RECORDS PROVIDED =>
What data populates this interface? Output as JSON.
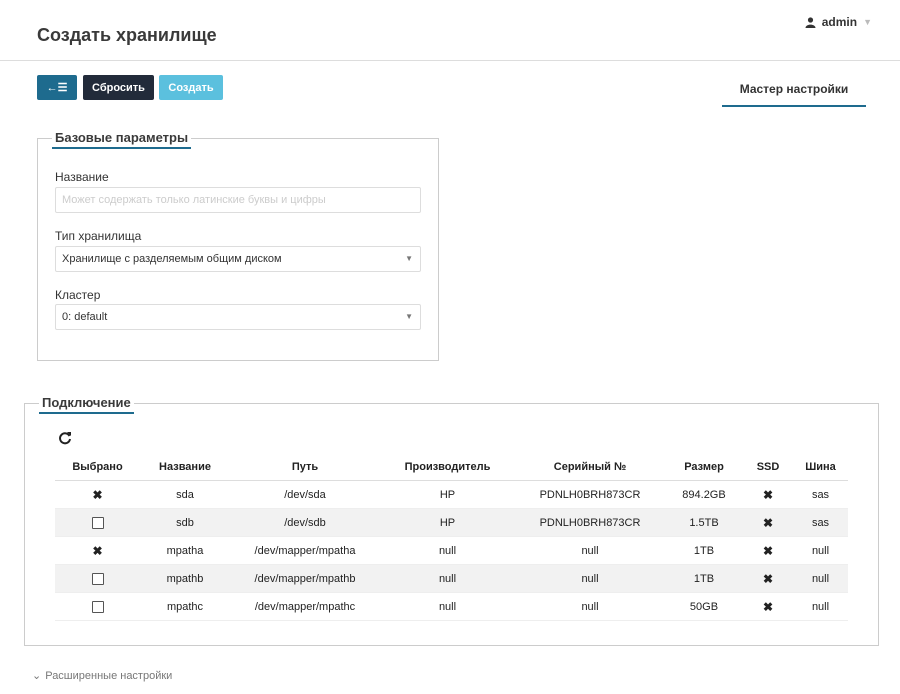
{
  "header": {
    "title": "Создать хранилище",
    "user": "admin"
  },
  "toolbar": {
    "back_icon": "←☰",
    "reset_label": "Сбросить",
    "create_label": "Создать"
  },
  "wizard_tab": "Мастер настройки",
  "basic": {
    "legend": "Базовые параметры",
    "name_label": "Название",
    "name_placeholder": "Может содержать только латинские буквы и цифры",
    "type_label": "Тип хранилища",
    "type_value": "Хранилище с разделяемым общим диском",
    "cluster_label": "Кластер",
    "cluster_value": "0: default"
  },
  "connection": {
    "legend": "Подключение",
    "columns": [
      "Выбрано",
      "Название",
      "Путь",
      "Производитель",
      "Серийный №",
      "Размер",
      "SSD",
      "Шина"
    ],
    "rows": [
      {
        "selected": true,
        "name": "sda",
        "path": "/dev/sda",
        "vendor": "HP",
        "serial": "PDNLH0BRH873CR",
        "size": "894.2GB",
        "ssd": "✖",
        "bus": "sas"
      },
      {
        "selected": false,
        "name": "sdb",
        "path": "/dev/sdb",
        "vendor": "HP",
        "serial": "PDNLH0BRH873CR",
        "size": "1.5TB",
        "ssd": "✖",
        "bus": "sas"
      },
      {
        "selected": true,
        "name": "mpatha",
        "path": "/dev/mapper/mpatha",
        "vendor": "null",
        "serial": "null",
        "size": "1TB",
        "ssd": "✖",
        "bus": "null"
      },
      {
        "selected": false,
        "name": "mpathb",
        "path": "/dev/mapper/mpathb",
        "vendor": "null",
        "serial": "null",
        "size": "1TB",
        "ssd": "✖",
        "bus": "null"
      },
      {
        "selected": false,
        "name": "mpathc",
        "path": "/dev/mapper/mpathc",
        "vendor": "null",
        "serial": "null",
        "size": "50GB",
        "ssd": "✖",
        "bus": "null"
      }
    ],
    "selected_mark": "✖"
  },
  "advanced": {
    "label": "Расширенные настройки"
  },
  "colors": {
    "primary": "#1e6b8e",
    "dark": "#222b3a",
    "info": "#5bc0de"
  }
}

DO THIS => Show every line in the records above that contains the word "Создать".

SOLUTION FOR THIS PROBLEM =>
    "title": "Создать хранилище",
    "create_label": "Создать"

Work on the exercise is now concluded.